◆ Task objective
Reproduce all of the material word for word.

◆ Records for this exercise
---
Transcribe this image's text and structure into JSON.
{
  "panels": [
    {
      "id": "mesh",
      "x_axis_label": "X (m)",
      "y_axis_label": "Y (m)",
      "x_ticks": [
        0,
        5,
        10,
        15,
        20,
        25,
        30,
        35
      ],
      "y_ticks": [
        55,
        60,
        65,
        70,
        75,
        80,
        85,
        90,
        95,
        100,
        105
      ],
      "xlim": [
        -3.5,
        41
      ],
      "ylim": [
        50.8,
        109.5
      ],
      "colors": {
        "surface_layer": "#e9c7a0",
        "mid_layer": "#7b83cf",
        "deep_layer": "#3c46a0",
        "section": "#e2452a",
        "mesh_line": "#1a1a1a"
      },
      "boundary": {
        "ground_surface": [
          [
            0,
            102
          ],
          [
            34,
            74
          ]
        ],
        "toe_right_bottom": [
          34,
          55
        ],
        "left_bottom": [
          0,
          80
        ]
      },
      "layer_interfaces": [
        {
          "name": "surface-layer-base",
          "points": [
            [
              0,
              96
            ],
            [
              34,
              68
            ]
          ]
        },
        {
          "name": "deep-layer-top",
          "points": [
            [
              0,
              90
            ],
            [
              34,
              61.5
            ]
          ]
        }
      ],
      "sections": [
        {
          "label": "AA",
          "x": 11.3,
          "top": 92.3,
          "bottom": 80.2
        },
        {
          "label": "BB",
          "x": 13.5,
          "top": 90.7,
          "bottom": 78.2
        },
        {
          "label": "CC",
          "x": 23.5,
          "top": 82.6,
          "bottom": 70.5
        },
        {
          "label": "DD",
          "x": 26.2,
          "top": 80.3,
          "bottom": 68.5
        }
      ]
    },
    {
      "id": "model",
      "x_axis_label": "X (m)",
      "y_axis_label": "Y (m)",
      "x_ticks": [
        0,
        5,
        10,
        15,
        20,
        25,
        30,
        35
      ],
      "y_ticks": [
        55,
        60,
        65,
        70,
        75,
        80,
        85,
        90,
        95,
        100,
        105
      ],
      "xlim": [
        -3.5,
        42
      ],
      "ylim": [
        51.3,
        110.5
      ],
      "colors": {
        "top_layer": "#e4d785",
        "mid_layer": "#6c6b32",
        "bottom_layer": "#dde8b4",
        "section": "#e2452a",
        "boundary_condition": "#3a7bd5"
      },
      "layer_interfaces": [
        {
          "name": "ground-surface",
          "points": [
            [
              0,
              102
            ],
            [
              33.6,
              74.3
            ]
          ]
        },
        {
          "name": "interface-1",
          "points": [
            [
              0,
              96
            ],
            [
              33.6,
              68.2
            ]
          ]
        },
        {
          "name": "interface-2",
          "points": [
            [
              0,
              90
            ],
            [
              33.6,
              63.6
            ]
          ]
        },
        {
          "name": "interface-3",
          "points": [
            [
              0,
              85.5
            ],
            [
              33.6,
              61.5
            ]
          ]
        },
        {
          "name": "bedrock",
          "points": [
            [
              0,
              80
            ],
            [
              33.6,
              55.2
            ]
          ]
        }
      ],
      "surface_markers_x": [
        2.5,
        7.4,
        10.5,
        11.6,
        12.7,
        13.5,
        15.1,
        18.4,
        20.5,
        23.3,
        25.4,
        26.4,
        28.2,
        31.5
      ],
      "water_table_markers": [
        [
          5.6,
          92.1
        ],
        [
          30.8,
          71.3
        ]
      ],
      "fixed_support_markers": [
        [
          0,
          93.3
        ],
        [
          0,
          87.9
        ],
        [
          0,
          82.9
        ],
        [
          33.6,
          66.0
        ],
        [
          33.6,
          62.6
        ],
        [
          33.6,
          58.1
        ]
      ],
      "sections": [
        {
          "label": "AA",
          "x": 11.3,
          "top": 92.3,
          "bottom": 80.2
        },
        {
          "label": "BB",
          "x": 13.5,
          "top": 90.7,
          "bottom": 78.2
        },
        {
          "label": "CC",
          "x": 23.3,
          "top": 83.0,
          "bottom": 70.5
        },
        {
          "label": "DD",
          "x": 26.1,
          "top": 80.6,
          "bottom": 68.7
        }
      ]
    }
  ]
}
---
◆ Result for this exercise
Transcribe this image's text and structure into JSON.
{
  "panels": [
    {
      "id": "mesh",
      "x_axis_label": "X (m)",
      "y_axis_label": "Y (m)",
      "x_ticks": [
        0,
        5,
        10,
        15,
        20,
        25,
        30,
        35
      ],
      "y_ticks": [
        55,
        60,
        65,
        70,
        75,
        80,
        85,
        90,
        95,
        100,
        105
      ],
      "xlim": [
        -3.5,
        41
      ],
      "ylim": [
        50.8,
        109.5
      ],
      "colors": {
        "surface_layer": "#e9c7a0",
        "mid_layer": "#7b83cf",
        "deep_layer": "#3c46a0",
        "section": "#e2452a",
        "mesh_line": "#1a1a1a"
      },
      "boundary": {
        "ground_surface": [
          [
            0,
            102
          ],
          [
            34,
            74
          ]
        ],
        "toe_right_bottom": [
          34,
          55
        ],
        "left_bottom": [
          0,
          80
        ]
      },
      "layer_interfaces": [
        {
          "name": "surface-layer-base",
          "points": [
            [
              0,
              96
            ],
            [
              34,
              68
            ]
          ]
        },
        {
          "name": "deep-layer-top",
          "points": [
            [
              0,
              90
            ],
            [
              34,
              61.5
            ]
          ]
        }
      ],
      "sections": [
        {
          "label": "AA",
          "x": 11.3,
          "top": 92.3,
          "bottom": 80.2
        },
        {
          "label": "BB",
          "x": 13.5,
          "top": 90.7,
          "bottom": 78.2
        },
        {
          "label": "CC",
          "x": 23.5,
          "top": 82.6,
          "bottom": 70.5
        },
        {
          "label": "DD",
          "x": 26.2,
          "top": 80.3,
          "bottom": 68.5
        }
      ]
    },
    {
      "id": "model",
      "x_axis_label": "X (m)",
      "y_axis_label": "Y (m)",
      "x_ticks": [
        0,
        5,
        10,
        15,
        20,
        25,
        30,
        35
      ],
      "y_ticks": [
        55,
        60,
        65,
        70,
        75,
        80,
        85,
        90,
        95,
        100,
        105
      ],
      "xlim": [
        -3.5,
        42
      ],
      "ylim": [
        51.3,
        110.5
      ],
      "colors": {
        "top_layer": "#e4d785",
        "mid_layer": "#6c6b32",
        "bottom_layer": "#dde8b4",
        "section": "#e2452a",
        "boundary_condition": "#3a7bd5"
      },
      "layer_interfaces": [
        {
          "name": "ground-surface",
          "points": [
            [
              0,
              102
            ],
            [
              33.6,
              74.3
            ]
          ]
        },
        {
          "name": "interface-1",
          "points": [
            [
              0,
              96
            ],
            [
              33.6,
              68.2
            ]
          ]
        },
        {
          "name": "interface-2",
          "points": [
            [
              0,
              90
            ],
            [
              33.6,
              63.6
            ]
          ]
        },
        {
          "name": "interface-3",
          "points": [
            [
              0,
              85.5
            ],
            [
              33.6,
              61.5
            ]
          ]
        },
        {
          "name": "bedrock",
          "points": [
            [
              0,
              80
            ],
            [
              33.6,
              55.2
            ]
          ]
        }
      ],
      "surface_markers_x": [
        2.5,
        7.4,
        10.5,
        11.6,
        12.7,
        13.5,
        15.1,
        18.4,
        20.5,
        23.3,
        25.4,
        26.4,
        28.2,
        31.5
      ],
      "water_table_markers": [
        [
          5.6,
          92.1
        ],
        [
          30.8,
          71.3
        ]
      ],
      "fixed_support_markers": [
        [
          0,
          93.3
        ],
        [
          0,
          87.9
        ],
        [
          0,
          82.9
        ],
        [
          33.6,
          66.0
        ],
        [
          33.6,
          62.6
        ],
        [
          33.6,
          58.1
        ]
      ],
      "sections": [
        {
          "label": "AA",
          "x": 11.3,
          "top": 92.3,
          "bottom": 80.2
        },
        {
          "label": "BB",
          "x": 13.5,
          "top": 90.7,
          "bottom": 78.2
        },
        {
          "label": "CC",
          "x": 23.3,
          "top": 83.0,
          "bottom": 70.5
        },
        {
          "label": "DD",
          "x": 26.1,
          "top": 80.6,
          "bottom": 68.7
        }
      ]
    }
  ]
}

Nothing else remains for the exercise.